**Dataset entries:**

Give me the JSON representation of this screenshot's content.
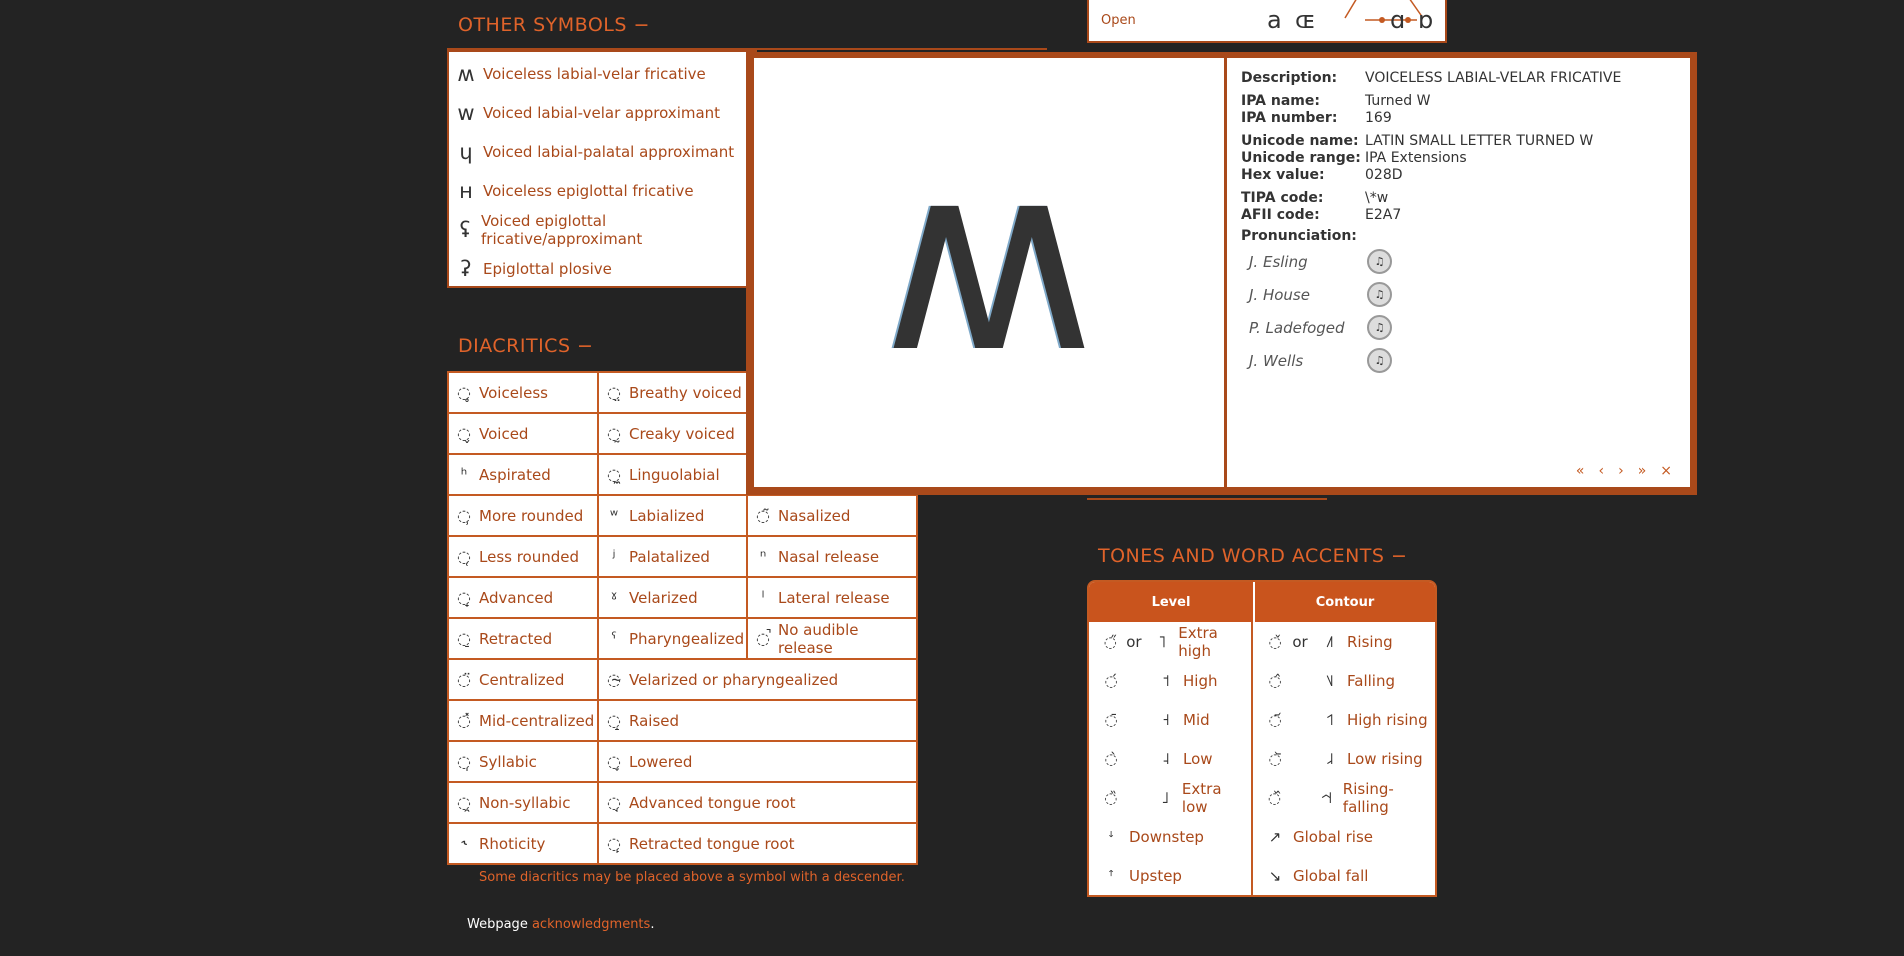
{
  "other_symbols": {
    "heading": "OTHER SYMBOLS −",
    "items": [
      {
        "symbol": "ʍ",
        "label": "Voiceless labial-velar fricative"
      },
      {
        "symbol": "w",
        "label": "Voiced labial-velar approximant"
      },
      {
        "symbol": "ɥ",
        "label": "Voiced labial-palatal approximant"
      },
      {
        "symbol": "ʜ",
        "label": "Voiceless epiglottal fricative"
      },
      {
        "symbol": "ʢ",
        "label": "Voiced epiglottal fricative/approximant"
      },
      {
        "symbol": "ʡ",
        "label": "Epiglottal plosive"
      }
    ]
  },
  "vowel_top": {
    "label": "Open",
    "symbols": [
      "a",
      "ɶ",
      "ɑ",
      "ɒ"
    ]
  },
  "diacritics": {
    "heading": "DIACRITICS −",
    "note": "Some diacritics may be placed above a symbol with a descender.",
    "col1": [
      {
        "d": "◌̥",
        "label": "Voiceless"
      },
      {
        "d": "◌̬",
        "label": "Voiced"
      },
      {
        "d": "ʰ",
        "label": "Aspirated"
      },
      {
        "d": "◌̹",
        "label": "More rounded"
      },
      {
        "d": "◌̜",
        "label": "Less rounded"
      },
      {
        "d": "◌̟",
        "label": "Advanced"
      },
      {
        "d": "◌̠",
        "label": "Retracted"
      },
      {
        "d": "◌̈",
        "label": "Centralized"
      },
      {
        "d": "◌̽",
        "label": "Mid-centralized"
      },
      {
        "d": "◌̩",
        "label": "Syllabic"
      },
      {
        "d": "◌̯",
        "label": "Non-syllabic"
      },
      {
        "d": "˞",
        "label": "Rhoticity"
      }
    ],
    "col2": [
      {
        "d": "◌̤",
        "label": "Breathy voiced"
      },
      {
        "d": "◌̰",
        "label": "Creaky voiced"
      },
      {
        "d": "◌̼",
        "label": "Linguolabial"
      },
      {
        "d": "ʷ",
        "label": "Labialized"
      },
      {
        "d": "ʲ",
        "label": "Palatalized"
      },
      {
        "d": "ˠ",
        "label": "Velarized"
      },
      {
        "d": "ˤ",
        "label": "Pharyngealized"
      },
      {
        "d": "◌̴",
        "label": "Velarized or pharyngealized"
      },
      {
        "d": "◌̝",
        "label": "Raised"
      },
      {
        "d": "◌̞",
        "label": "Lowered"
      },
      {
        "d": "◌̘",
        "label": "Advanced tongue root"
      },
      {
        "d": "◌̙",
        "label": "Retracted tongue root"
      }
    ],
    "col3": [
      {
        "d": "◌̃",
        "label": "Nasalized"
      },
      {
        "d": "ⁿ",
        "label": "Nasal release"
      },
      {
        "d": "ˡ",
        "label": "Lateral release"
      },
      {
        "d": "◌̚",
        "label": "No audible release"
      }
    ]
  },
  "tones": {
    "heading": "TONES AND WORD ACCENTS −",
    "level_header": "Level",
    "contour_header": "Contour",
    "or": "or",
    "level": [
      {
        "d": "◌̋",
        "t": "˥",
        "label": "Extra high",
        "or": true
      },
      {
        "d": "◌́",
        "t": "˦",
        "label": "High"
      },
      {
        "d": "◌̄",
        "t": "˧",
        "label": "Mid"
      },
      {
        "d": "◌̀",
        "t": "˨",
        "label": "Low"
      },
      {
        "d": "◌̏",
        "t": "˩",
        "label": "Extra low"
      },
      {
        "d": "ꜜ",
        "t": "",
        "label": "Downstep"
      },
      {
        "d": "ꜛ",
        "t": "",
        "label": "Upstep"
      }
    ],
    "contour": [
      {
        "d": "◌̌",
        "t": "˩˥",
        "label": "Rising",
        "or": true
      },
      {
        "d": "◌̂",
        "t": "˥˩",
        "label": "Falling"
      },
      {
        "d": "◌᷄",
        "t": "˦˥",
        "label": "High rising"
      },
      {
        "d": "◌᷅",
        "t": "˩˨",
        "label": "Low rising"
      },
      {
        "d": "◌᷈",
        "t": "˧˦˧",
        "label": "Rising-falling"
      },
      {
        "d": "↗",
        "t": "",
        "label": "Global rise"
      },
      {
        "d": "↘",
        "t": "",
        "label": "Global fall"
      }
    ]
  },
  "footer": {
    "prefix": "Webpage",
    "link": "acknowledgments",
    "suffix": "."
  },
  "popup": {
    "big_symbol": "ʍ",
    "fields": [
      {
        "k": "Description:",
        "v": "VOICELESS LABIAL-VELAR FRICATIVE"
      },
      {
        "k": "IPA name:",
        "v": "Turned W"
      },
      {
        "k": "IPA number:",
        "v": "169"
      },
      {
        "k": "Unicode name:",
        "v": "LATIN SMALL LETTER TURNED W"
      },
      {
        "k": "Unicode range:",
        "v": "IPA Extensions"
      },
      {
        "k": "Hex value:",
        "v": "028D"
      },
      {
        "k": "TIPA code:",
        "v": "\\*w"
      },
      {
        "k": "AFII code:",
        "v": "E2A7"
      }
    ],
    "pronunciation_label": "Pronunciation:",
    "speakers": [
      "J. Esling",
      "J. House",
      "P. Ladefoged",
      "J. Wells"
    ],
    "nav": [
      "«",
      "‹",
      "›",
      "»",
      "×"
    ]
  }
}
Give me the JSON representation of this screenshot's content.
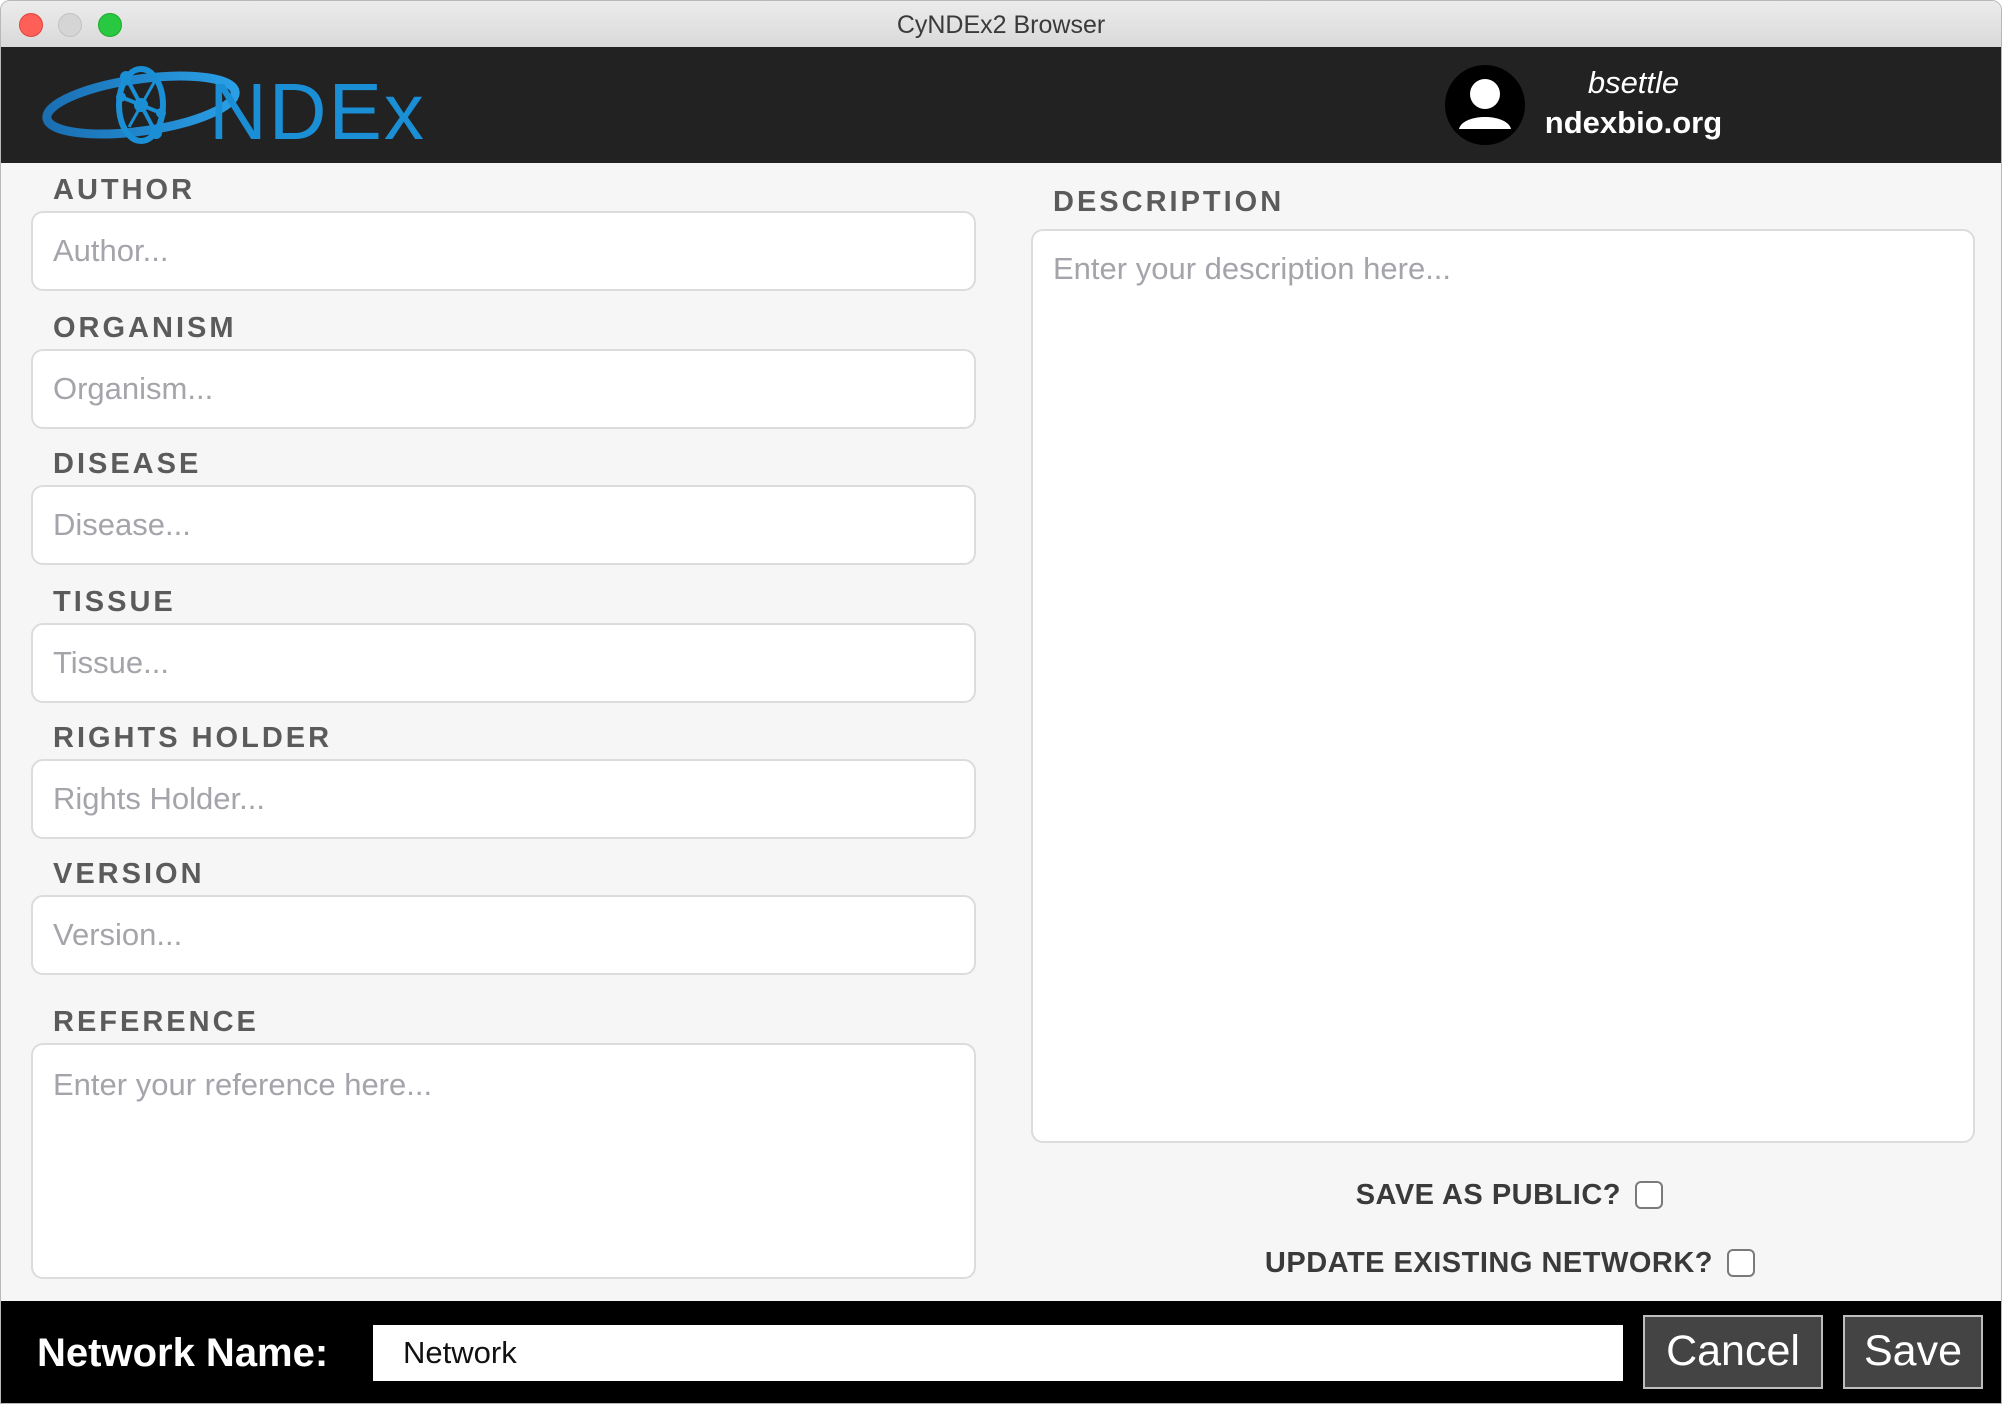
{
  "window": {
    "title": "CyNDEx2 Browser"
  },
  "header": {
    "logo_text": "NDEx",
    "user": {
      "username": "bsettle",
      "server": "ndexbio.org"
    }
  },
  "form": {
    "author": {
      "label": "AUTHOR",
      "placeholder": "Author...",
      "value": ""
    },
    "organism": {
      "label": "ORGANISM",
      "placeholder": "Organism...",
      "value": ""
    },
    "disease": {
      "label": "DISEASE",
      "placeholder": "Disease...",
      "value": ""
    },
    "tissue": {
      "label": "TISSUE",
      "placeholder": "Tissue...",
      "value": ""
    },
    "rights_holder": {
      "label": "RIGHTS HOLDER",
      "placeholder": "Rights Holder...",
      "value": ""
    },
    "version": {
      "label": "VERSION",
      "placeholder": "Version...",
      "value": ""
    },
    "reference": {
      "label": "REFERENCE",
      "placeholder": "Enter your reference here...",
      "value": ""
    },
    "description": {
      "label": "DESCRIPTION",
      "placeholder": "Enter your description here...",
      "value": ""
    },
    "save_public": {
      "label": "SAVE AS PUBLIC?",
      "checked": false
    },
    "update_existing": {
      "label": "UPDATE EXISTING NETWORK?",
      "checked": false
    }
  },
  "footer": {
    "network_name_label": "Network Name:",
    "network_name_value": "Network",
    "cancel_label": "Cancel",
    "save_label": "Save"
  },
  "colors": {
    "header_bg": "#222222",
    "logo_blue": "#1a8fd6",
    "footer_bg": "#000000",
    "button_bg": "#444444"
  }
}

**Exercise instructions:** Images do not belong in the copy; reproduce all other parts of the records above verbatim.

**Exercise solution:**
Give me the JSON representation of this screenshot's content.
{
  "other_symbols": {
    "heading": "OTHER SYMBOLS −",
    "items": [
      {
        "symbol": "ʍ",
        "label": "Voiceless labial-velar fricative"
      },
      {
        "symbol": "w",
        "label": "Voiced labial-velar approximant"
      },
      {
        "symbol": "ɥ",
        "label": "Voiced labial-palatal approximant"
      },
      {
        "symbol": "ʜ",
        "label": "Voiceless epiglottal fricative"
      },
      {
        "symbol": "ʢ",
        "label": "Voiced epiglottal fricative/approximant"
      },
      {
        "symbol": "ʡ",
        "label": "Epiglottal plosive"
      }
    ]
  },
  "vowel_top": {
    "label": "Open",
    "symbols": [
      "a",
      "ɶ",
      "ɑ",
      "ɒ"
    ]
  },
  "diacritics": {
    "heading": "DIACRITICS −",
    "note": "Some diacritics may be placed above a symbol with a descender.",
    "col1": [
      {
        "d": "◌̥",
        "label": "Voiceless"
      },
      {
        "d": "◌̬",
        "label": "Voiced"
      },
      {
        "d": "ʰ",
        "label": "Aspirated"
      },
      {
        "d": "◌̹",
        "label": "More rounded"
      },
      {
        "d": "◌̜",
        "label": "Less rounded"
      },
      {
        "d": "◌̟",
        "label": "Advanced"
      },
      {
        "d": "◌̠",
        "label": "Retracted"
      },
      {
        "d": "◌̈",
        "label": "Centralized"
      },
      {
        "d": "◌̽",
        "label": "Mid-centralized"
      },
      {
        "d": "◌̩",
        "label": "Syllabic"
      },
      {
        "d": "◌̯",
        "label": "Non-syllabic"
      },
      {
        "d": "˞",
        "label": "Rhoticity"
      }
    ],
    "col2": [
      {
        "d": "◌̤",
        "label": "Breathy voiced"
      },
      {
        "d": "◌̰",
        "label": "Creaky voiced"
      },
      {
        "d": "◌̼",
        "label": "Linguolabial"
      },
      {
        "d": "ʷ",
        "label": "Labialized"
      },
      {
        "d": "ʲ",
        "label": "Palatalized"
      },
      {
        "d": "ˠ",
        "label": "Velarized"
      },
      {
        "d": "ˤ",
        "label": "Pharyngealized"
      },
      {
        "d": "◌̴",
        "label": "Velarized or pharyngealized"
      },
      {
        "d": "◌̝",
        "label": "Raised"
      },
      {
        "d": "◌̞",
        "label": "Lowered"
      },
      {
        "d": "◌̘",
        "label": "Advanced tongue root"
      },
      {
        "d": "◌̙",
        "label": "Retracted tongue root"
      }
    ],
    "col3": [
      {
        "d": "◌̃",
        "label": "Nasalized"
      },
      {
        "d": "ⁿ",
        "label": "Nasal release"
      },
      {
        "d": "ˡ",
        "label": "Lateral release"
      },
      {
        "d": "◌̚",
        "label": "No audible release"
      }
    ]
  },
  "tones": {
    "heading": "TONES AND WORD ACCENTS −",
    "level_header": "Level",
    "contour_header": "Contour",
    "or": "or",
    "level": [
      {
        "d": "◌̋",
        "t": "˥",
        "label": "Extra high",
        "or": true
      },
      {
        "d": "◌́",
        "t": "˦",
        "label": "High"
      },
      {
        "d": "◌̄",
        "t": "˧",
        "label": "Mid"
      },
      {
        "d": "◌̀",
        "t": "˨",
        "label": "Low"
      },
      {
        "d": "◌̏",
        "t": "˩",
        "label": "Extra low"
      },
      {
        "d": "ꜜ",
        "t": "",
        "label": "Downstep"
      },
      {
        "d": "ꜛ",
        "t": "",
        "label": "Upstep"
      }
    ],
    "contour": [
      {
        "d": "◌̌",
        "t": "˩˥",
        "label": "Rising",
        "or": true
      },
      {
        "d": "◌̂",
        "t": "˥˩",
        "label": "Falling"
      },
      {
        "d": "◌᷄",
        "t": "˦˥",
        "label": "High rising"
      },
      {
        "d": "◌᷅",
        "t": "˩˨",
        "label": "Low rising"
      },
      {
        "d": "◌᷈",
        "t": "˧˦˧",
        "label": "Rising-falling"
      },
      {
        "d": "↗",
        "t": "",
        "label": "Global rise"
      },
      {
        "d": "↘",
        "t": "",
        "label": "Global fall"
      }
    ]
  },
  "footer": {
    "prefix": "Webpage",
    "link": "acknowledgments",
    "suffix": "."
  },
  "popup": {
    "big_symbol": "ʍ",
    "fields": [
      {
        "k": "Description:",
        "v": "VOICELESS LABIAL-VELAR FRICATIVE"
      },
      {
        "k": "IPA name:",
        "v": "Turned W"
      },
      {
        "k": "IPA number:",
        "v": "169"
      },
      {
        "k": "Unicode name:",
        "v": "LATIN SMALL LETTER TURNED W"
      },
      {
        "k": "Unicode range:",
        "v": "IPA Extensions"
      },
      {
        "k": "Hex value:",
        "v": "028D"
      },
      {
        "k": "TIPA code:",
        "v": "\\*w"
      },
      {
        "k": "AFII code:",
        "v": "E2A7"
      }
    ],
    "pronunciation_label": "Pronunciation:",
    "speakers": [
      "J. Esling",
      "J. House",
      "P. Ladefoged",
      "J. Wells"
    ],
    "nav": [
      "«",
      "‹",
      "›",
      "»",
      "×"
    ]
  }
}
Give me the JSON representation of this screenshot's content.
{
  "window": {
    "title": "CyNDEx2 Browser"
  },
  "header": {
    "logo_text": "NDEx",
    "user": {
      "username": "bsettle",
      "server": "ndexbio.org"
    }
  },
  "form": {
    "author": {
      "label": "AUTHOR",
      "placeholder": "Author...",
      "value": ""
    },
    "organism": {
      "label": "ORGANISM",
      "placeholder": "Organism...",
      "value": ""
    },
    "disease": {
      "label": "DISEASE",
      "placeholder": "Disease...",
      "value": ""
    },
    "tissue": {
      "label": "TISSUE",
      "placeholder": "Tissue...",
      "value": ""
    },
    "rights_holder": {
      "label": "RIGHTS HOLDER",
      "placeholder": "Rights Holder...",
      "value": ""
    },
    "version": {
      "label": "VERSION",
      "placeholder": "Version...",
      "value": ""
    },
    "reference": {
      "label": "REFERENCE",
      "placeholder": "Enter your reference here...",
      "value": ""
    },
    "description": {
      "label": "DESCRIPTION",
      "placeholder": "Enter your description here...",
      "value": ""
    },
    "save_public": {
      "label": "SAVE AS PUBLIC?",
      "checked": false
    },
    "update_existing": {
      "label": "UPDATE EXISTING NETWORK?",
      "checked": false
    }
  },
  "footer": {
    "network_name_label": "Network Name:",
    "network_name_value": "Network",
    "cancel_label": "Cancel",
    "save_label": "Save"
  },
  "colors": {
    "header_bg": "#222222",
    "logo_blue": "#1a8fd6",
    "footer_bg": "#000000",
    "button_bg": "#444444"
  }
}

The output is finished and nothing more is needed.